>> begin Records for processing

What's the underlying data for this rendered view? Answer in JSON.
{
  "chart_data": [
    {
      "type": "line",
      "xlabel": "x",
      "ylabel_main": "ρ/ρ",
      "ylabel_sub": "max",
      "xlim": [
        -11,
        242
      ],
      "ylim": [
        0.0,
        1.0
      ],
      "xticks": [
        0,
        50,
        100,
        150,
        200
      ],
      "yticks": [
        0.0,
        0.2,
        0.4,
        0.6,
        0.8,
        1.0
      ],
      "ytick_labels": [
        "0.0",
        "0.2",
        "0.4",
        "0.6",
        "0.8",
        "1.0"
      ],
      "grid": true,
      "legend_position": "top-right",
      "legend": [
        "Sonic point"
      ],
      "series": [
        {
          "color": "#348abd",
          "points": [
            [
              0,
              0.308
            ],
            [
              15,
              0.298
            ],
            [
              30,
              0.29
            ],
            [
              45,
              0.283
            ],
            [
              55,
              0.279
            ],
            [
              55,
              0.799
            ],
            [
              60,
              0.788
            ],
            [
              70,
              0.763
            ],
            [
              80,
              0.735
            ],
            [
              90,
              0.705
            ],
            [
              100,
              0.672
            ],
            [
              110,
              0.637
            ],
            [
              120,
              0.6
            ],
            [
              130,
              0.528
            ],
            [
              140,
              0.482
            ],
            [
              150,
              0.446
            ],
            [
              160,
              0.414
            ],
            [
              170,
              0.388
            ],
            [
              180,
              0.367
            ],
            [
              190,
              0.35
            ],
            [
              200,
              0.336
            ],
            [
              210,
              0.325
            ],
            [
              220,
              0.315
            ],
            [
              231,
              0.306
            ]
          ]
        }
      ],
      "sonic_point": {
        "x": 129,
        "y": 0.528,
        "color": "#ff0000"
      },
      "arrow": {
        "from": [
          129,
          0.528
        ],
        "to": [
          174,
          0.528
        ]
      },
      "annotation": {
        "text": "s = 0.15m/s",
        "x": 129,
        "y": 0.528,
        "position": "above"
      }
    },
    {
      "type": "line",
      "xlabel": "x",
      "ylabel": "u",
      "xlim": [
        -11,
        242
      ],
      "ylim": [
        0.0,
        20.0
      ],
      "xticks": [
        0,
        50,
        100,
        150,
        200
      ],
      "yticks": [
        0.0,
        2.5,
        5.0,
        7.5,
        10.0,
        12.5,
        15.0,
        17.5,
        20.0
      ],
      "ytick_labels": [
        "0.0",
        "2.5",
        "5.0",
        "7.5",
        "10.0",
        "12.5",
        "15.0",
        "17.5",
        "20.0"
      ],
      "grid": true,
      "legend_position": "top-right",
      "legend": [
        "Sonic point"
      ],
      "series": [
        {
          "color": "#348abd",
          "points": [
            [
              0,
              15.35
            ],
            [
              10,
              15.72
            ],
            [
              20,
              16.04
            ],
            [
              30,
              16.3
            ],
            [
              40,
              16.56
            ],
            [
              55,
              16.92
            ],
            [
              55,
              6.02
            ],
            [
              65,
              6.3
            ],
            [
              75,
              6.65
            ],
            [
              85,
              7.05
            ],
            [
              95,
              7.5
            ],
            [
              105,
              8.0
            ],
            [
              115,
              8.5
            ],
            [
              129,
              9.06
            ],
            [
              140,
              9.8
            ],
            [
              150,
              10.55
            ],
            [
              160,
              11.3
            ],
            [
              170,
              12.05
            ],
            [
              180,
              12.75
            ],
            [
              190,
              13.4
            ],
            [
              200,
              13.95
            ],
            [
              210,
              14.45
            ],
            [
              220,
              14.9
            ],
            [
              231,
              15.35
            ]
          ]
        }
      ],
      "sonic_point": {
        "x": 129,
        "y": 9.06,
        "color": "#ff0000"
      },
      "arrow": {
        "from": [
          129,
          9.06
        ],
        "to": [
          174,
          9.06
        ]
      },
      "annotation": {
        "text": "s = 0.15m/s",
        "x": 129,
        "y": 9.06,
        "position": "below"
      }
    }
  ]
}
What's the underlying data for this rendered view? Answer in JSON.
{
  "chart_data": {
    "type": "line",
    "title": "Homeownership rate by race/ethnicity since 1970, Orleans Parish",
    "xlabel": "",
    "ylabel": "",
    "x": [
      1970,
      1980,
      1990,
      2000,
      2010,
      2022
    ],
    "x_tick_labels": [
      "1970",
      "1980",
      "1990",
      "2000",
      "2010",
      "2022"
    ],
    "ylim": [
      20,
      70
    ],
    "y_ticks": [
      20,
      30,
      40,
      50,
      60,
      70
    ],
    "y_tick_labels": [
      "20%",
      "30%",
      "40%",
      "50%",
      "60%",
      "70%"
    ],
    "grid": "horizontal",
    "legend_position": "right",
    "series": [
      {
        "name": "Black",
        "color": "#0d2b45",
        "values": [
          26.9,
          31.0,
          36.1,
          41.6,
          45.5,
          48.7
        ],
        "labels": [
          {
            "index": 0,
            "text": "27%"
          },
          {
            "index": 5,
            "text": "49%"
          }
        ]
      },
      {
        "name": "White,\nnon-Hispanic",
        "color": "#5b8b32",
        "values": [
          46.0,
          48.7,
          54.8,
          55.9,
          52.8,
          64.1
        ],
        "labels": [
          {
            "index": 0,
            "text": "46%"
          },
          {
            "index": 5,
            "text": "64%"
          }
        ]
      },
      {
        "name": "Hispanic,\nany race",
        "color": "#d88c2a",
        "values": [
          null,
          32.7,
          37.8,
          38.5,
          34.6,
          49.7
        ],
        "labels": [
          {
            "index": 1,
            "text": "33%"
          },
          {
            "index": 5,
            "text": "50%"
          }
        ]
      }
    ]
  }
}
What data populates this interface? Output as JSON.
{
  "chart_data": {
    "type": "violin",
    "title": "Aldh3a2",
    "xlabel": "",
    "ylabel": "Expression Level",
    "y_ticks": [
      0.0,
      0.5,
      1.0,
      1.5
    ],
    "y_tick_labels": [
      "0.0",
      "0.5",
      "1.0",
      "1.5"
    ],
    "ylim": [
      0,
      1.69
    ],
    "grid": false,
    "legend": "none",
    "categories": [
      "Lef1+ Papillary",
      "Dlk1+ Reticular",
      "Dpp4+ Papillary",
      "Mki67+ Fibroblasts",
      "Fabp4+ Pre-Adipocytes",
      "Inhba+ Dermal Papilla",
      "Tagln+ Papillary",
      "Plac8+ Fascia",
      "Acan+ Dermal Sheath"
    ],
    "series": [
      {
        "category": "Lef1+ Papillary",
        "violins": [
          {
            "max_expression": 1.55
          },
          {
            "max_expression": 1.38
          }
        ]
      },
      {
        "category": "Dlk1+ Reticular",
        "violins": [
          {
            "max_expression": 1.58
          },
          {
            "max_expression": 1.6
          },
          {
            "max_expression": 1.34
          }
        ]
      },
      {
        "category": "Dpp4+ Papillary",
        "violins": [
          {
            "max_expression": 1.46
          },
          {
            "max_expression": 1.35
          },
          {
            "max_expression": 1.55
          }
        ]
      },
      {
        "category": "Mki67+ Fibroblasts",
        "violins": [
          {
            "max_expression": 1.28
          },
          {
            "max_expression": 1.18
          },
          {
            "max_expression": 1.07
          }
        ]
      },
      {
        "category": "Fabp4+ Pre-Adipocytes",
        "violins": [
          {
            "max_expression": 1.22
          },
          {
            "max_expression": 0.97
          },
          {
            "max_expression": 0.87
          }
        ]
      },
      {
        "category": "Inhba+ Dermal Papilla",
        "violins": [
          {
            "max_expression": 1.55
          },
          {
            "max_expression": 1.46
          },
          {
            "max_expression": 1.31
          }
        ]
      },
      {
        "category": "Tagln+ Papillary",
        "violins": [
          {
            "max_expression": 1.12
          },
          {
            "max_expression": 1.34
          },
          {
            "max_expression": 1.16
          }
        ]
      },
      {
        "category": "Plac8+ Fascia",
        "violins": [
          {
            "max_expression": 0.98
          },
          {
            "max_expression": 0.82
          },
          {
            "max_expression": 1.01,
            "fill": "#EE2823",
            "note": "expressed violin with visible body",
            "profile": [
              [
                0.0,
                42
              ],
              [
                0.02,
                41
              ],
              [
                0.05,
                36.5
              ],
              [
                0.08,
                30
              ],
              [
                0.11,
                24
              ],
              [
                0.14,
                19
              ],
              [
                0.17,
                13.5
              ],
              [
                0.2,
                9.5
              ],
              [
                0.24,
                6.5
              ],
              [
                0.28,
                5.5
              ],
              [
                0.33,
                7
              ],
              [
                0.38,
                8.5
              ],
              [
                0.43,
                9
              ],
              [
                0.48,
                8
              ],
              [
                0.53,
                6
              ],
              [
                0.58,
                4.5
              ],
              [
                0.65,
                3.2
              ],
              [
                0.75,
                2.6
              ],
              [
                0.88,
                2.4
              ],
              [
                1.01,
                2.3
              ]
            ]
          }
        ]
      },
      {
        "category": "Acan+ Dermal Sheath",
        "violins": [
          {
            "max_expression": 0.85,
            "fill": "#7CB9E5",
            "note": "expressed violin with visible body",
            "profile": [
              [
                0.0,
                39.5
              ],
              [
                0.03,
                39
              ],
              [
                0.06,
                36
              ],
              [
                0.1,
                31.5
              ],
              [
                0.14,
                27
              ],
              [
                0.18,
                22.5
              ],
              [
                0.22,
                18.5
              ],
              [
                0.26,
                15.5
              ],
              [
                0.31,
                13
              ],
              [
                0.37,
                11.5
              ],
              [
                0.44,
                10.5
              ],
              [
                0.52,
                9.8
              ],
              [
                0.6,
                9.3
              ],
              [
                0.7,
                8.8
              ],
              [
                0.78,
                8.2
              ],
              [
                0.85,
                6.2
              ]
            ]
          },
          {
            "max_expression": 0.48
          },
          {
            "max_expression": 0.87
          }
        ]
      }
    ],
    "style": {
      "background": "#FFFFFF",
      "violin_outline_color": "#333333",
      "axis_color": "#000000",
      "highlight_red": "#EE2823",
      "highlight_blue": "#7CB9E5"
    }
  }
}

>> end Records for processing

Given problem.
Find how many lines in the material hold the word "Hispanic" and state that number alone.

Finished answer.
2